### Document segment ###

If you'd told me back in library school that one day I would feel compelled to establish my credentials as a cynic in regard to the literature of librarianship, I'd have said something snide: "The human element seems to have failed us here," as George C. Scott said in the classic 1964 film Dr. Strangelove.
Mine was the pure and unquestioned cynicism of the times, a steady stream of digs and sharp jokes.
If I had been pressed to defend my position, I would have pointed to a few badly written or researched articles, and felt I'd made my point. But I was rarely challenged to defend my cynicism, for the simple reason that I was not alone.
It would be charitable to describe the attitude of librarians to their professional literature as ambivalent. No one denies the prodigious volume of library information that we produce at every level, and in the most arcane-sounding specialties. None of us needs to be reminded of the many concrete career benefits that accrue to those who contribute. Clearly, somebody out there thinks this stuff is important.

###

Transcribe the stretch of the passage on librarians and their professional literature from "If you'd told" through "was not alone.".

### Recorded data ###

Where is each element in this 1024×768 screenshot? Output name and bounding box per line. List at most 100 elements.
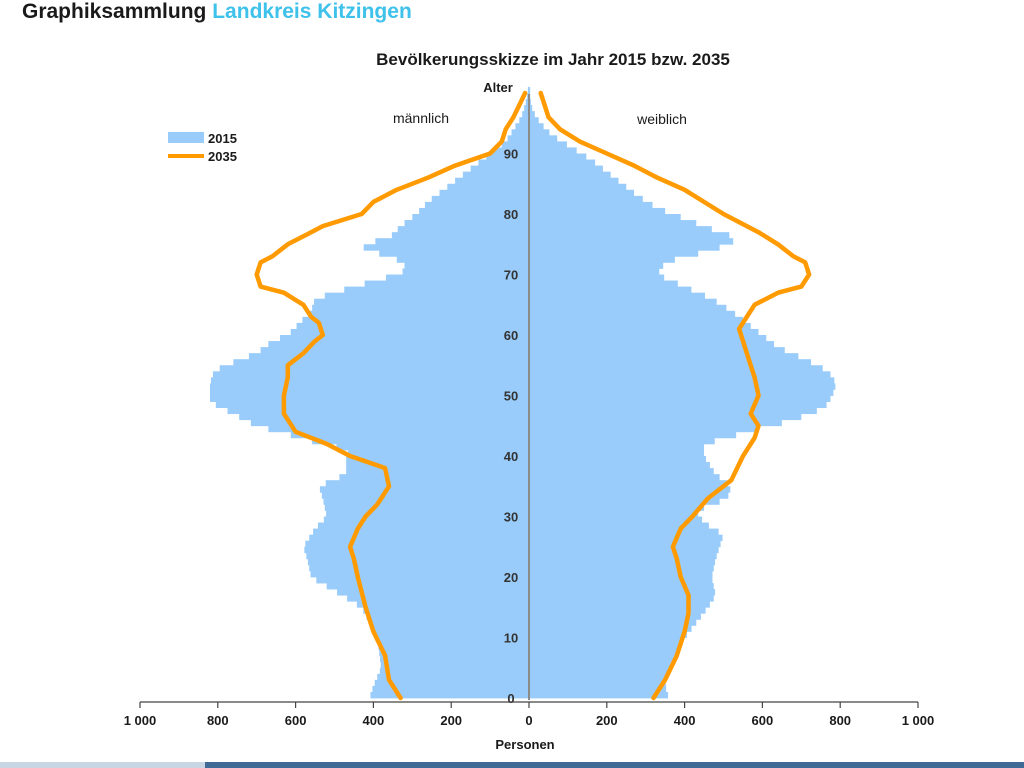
bar-male-2015 [210,395,529,402]
bar-male-2015 [296,322,529,330]
x-tick-label: 800 [207,713,229,728]
bar-female-2015 [529,625,692,632]
bar-female-2015 [529,504,705,511]
bar-female-2015 [529,177,619,185]
bar-female-2015 [529,165,603,173]
bar-male-2015 [470,165,529,173]
bar-male-2015 [404,262,529,269]
legend-label-2035: 2035 [208,149,237,164]
bar-female-2015 [529,286,692,294]
bar-male-2015 [321,492,529,499]
bar-female-2015 [529,474,720,481]
line-female-2035 [538,90,812,701]
bar-female-2015 [529,607,706,614]
bar-male-2015 [219,365,529,372]
bar-female-2015 [529,220,697,227]
bar-female-2015 [529,322,751,330]
y-tick-label: 20 [504,570,518,585]
bar-female-2015 [529,673,668,681]
bar-female-2015 [529,534,723,542]
bar-female-2015 [529,135,558,142]
bar-male-2015 [346,462,529,469]
bar-female-2015 [529,292,706,300]
bar-male-2015 [515,123,529,130]
bar-female-2015 [529,425,759,433]
bar-male-2015 [511,129,529,136]
bar-female-2015 [529,207,666,215]
bar-female-2015 [529,201,653,209]
bar-male-2015 [302,316,529,324]
bar-female-2015 [529,274,665,281]
bar-female-2015 [529,377,835,384]
bar-female-2015 [529,86,531,94]
bar-male-2015 [233,359,530,366]
bar-female-2015 [529,189,635,197]
bar-male-2015 [304,546,529,554]
bar-female-2015 [529,383,836,390]
bar-male-2015 [312,304,529,312]
bar-male-2015 [377,673,529,681]
bar-male-2015 [314,298,529,306]
bar-male-2015 [366,613,529,620]
bar-male-2015 [316,577,529,584]
bar-male-2015 [412,214,529,221]
bar-male-2015 [268,425,529,433]
bar-male-2015 [239,413,529,421]
bar-male-2015 [431,195,529,203]
legend-swatch-2015 [168,132,204,143]
footer-band-light [0,762,205,768]
bar-male-2015 [524,105,529,112]
bar-female-2015 [529,462,710,469]
bar-female-2015 [529,449,705,457]
bar-female-2015 [529,691,669,699]
bar-female-2015 [529,244,720,251]
bar-female-2015 [529,262,664,269]
bar-female-2015 [529,468,714,475]
bar-male-2015 [363,607,529,614]
bar-male-2015 [396,256,529,263]
bar-male-2015 [478,159,529,166]
bar-male-2015 [305,540,529,548]
axes: 0 10 20 30 40 50 60 70 80 90 1 000 800 600 400 200 0 200… [124,94,934,728]
bar-male-2015 [317,522,529,529]
x-tick-label: 200 [596,713,618,728]
bar-female-2015 [529,238,734,245]
y-tick-label: 10 [504,631,518,646]
bar-male-2015 [501,141,529,148]
bar-male-2015 [348,449,529,457]
bar-male-2015 [280,335,529,342]
bar-female-2015 [529,250,699,257]
x-tick-label: 800 [829,713,851,728]
bar-male-2015 [356,601,529,608]
bar-male-2015 [375,631,529,638]
bar-male-2015 [507,135,529,142]
bar-male-2015 [313,528,529,536]
bar-male-2015 [260,347,529,354]
y-tick-label: 70 [504,268,518,283]
bar-male-2015 [391,232,529,239]
bar-female-2015 [529,123,544,130]
bar-male-2015 [336,443,529,451]
y-tick-label: 80 [504,207,518,222]
bar-female-2015 [529,310,736,318]
bar-male-2015 [312,437,529,445]
bar-male-2015 [370,691,529,699]
bar-female-2015 [529,117,539,124]
bar-female-2015 [529,431,737,439]
x-tick-label: 200 [440,713,462,728]
bar-male-2015 [212,371,529,378]
line-male-2035 [254,90,528,701]
bar-male-2015 [404,220,529,227]
bar-male-2015 [339,474,529,481]
bar-male-2015 [378,643,529,650]
bar-female-2015 [529,486,731,493]
bar-female-2015 [529,389,834,396]
bar-female-2015 [529,141,567,148]
bar-male-2015 [439,189,529,197]
bar-male-2015 [380,655,529,663]
bar-male-2015 [527,86,529,94]
bar-female-2015 [529,583,714,590]
bar-male-2015 [324,504,529,511]
bar-male-2015 [380,661,529,669]
x-tick-label: 600 [752,713,774,728]
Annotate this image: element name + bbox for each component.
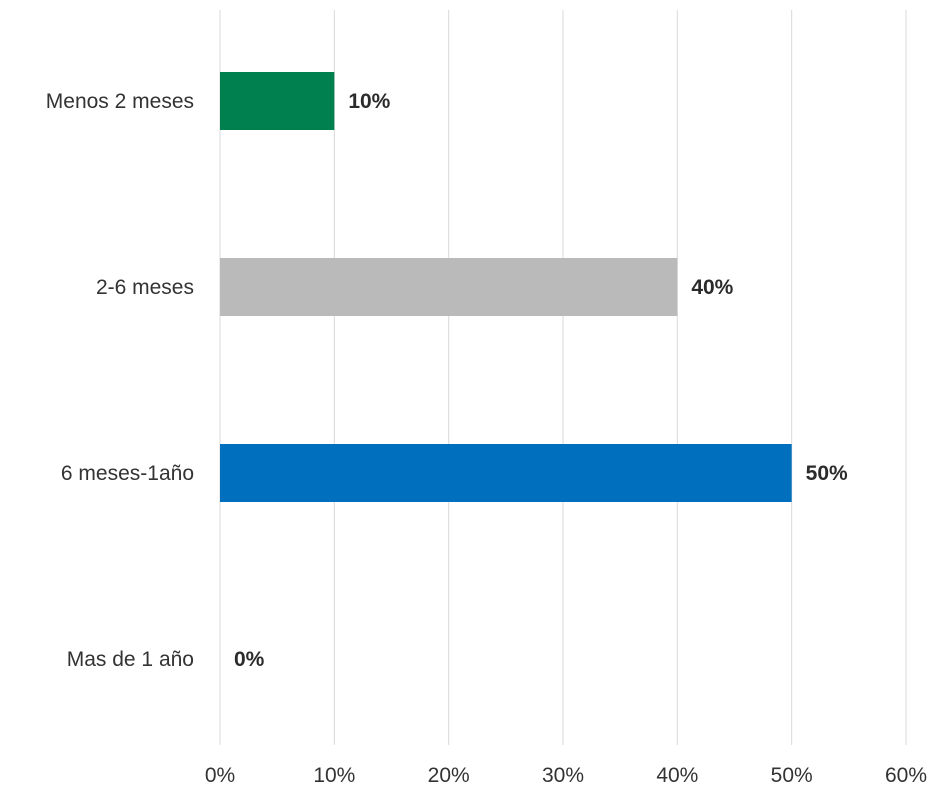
x-tick-label: 50% bbox=[771, 764, 813, 787]
bars bbox=[220, 72, 792, 502]
x-axis-tick-labels: 0% 10% 20% 30% 40% 50% 60% bbox=[205, 764, 927, 787]
x-tick-label: 0% bbox=[205, 764, 235, 787]
bar bbox=[220, 72, 335, 130]
data-label: 0% bbox=[234, 648, 265, 671]
x-tick-label: 40% bbox=[656, 764, 698, 787]
category-label: Mas de 1 año bbox=[67, 648, 194, 671]
category-label: 2-6 meses bbox=[96, 276, 194, 299]
data-label: 40% bbox=[691, 276, 733, 299]
bar bbox=[220, 258, 678, 316]
x-tick-label: 30% bbox=[542, 764, 584, 787]
gridlines bbox=[219, 10, 907, 745]
category-label: 6 meses-1año bbox=[61, 462, 194, 485]
x-tick-label: 10% bbox=[313, 764, 355, 787]
data-labels: 10% 40% 50% 0% bbox=[234, 90, 848, 671]
data-label: 10% bbox=[348, 90, 390, 113]
category-label: Menos 2 meses bbox=[46, 90, 194, 113]
x-tick-label: 60% bbox=[885, 764, 927, 787]
x-tick-label: 20% bbox=[428, 764, 470, 787]
data-label: 50% bbox=[806, 462, 848, 485]
category-labels: Menos 2 meses 2-6 meses 6 meses-1año Mas de… bbox=[46, 90, 194, 671]
bar bbox=[220, 444, 792, 502]
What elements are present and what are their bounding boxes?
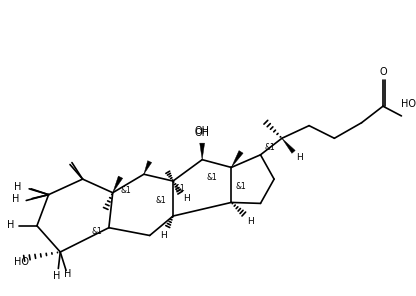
- Text: &1: &1: [265, 144, 275, 152]
- Polygon shape: [144, 161, 152, 174]
- Text: &1: &1: [92, 227, 103, 236]
- Text: O: O: [379, 67, 387, 77]
- Text: H: H: [7, 220, 15, 230]
- Text: HO: HO: [14, 257, 29, 267]
- Polygon shape: [200, 143, 205, 160]
- Text: H: H: [160, 231, 167, 240]
- Text: H: H: [248, 217, 254, 226]
- Polygon shape: [113, 176, 123, 193]
- Text: OH: OH: [195, 128, 210, 139]
- Text: H: H: [53, 271, 60, 281]
- Polygon shape: [231, 151, 243, 168]
- Text: OH: OH: [195, 126, 210, 136]
- Text: H: H: [12, 194, 20, 204]
- Text: &1: &1: [174, 184, 185, 193]
- Text: &1: &1: [206, 173, 217, 182]
- Text: &1: &1: [236, 182, 246, 192]
- Text: &1: &1: [155, 196, 166, 205]
- Text: H: H: [183, 194, 190, 203]
- Text: &1: &1: [121, 186, 132, 195]
- Text: H: H: [296, 153, 303, 162]
- Text: H: H: [14, 182, 21, 192]
- Text: H: H: [64, 269, 72, 279]
- Text: HO: HO: [401, 99, 416, 109]
- Polygon shape: [282, 138, 295, 153]
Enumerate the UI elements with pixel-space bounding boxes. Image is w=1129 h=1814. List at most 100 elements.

###

> Response to the exercise
If you'd told me back in library school that one day I would feel compelled to establish my credentials as a cynic in regard to the literature of librarianship, I'd have said something snide: "The human element seems to have failed us here," as George C. Scott said in the classic 1964 film Dr. Strangelove.
Mine was the pure and unquestioned cynicism of the times, a steady stream of digs and sharp jokes.
If I had been pressed to defend my position, I would have pointed to a few badly written or researched articles, and felt I'd made my point. But I was rarely challenged to defend my cynicism, for the simple reason that I was not alone.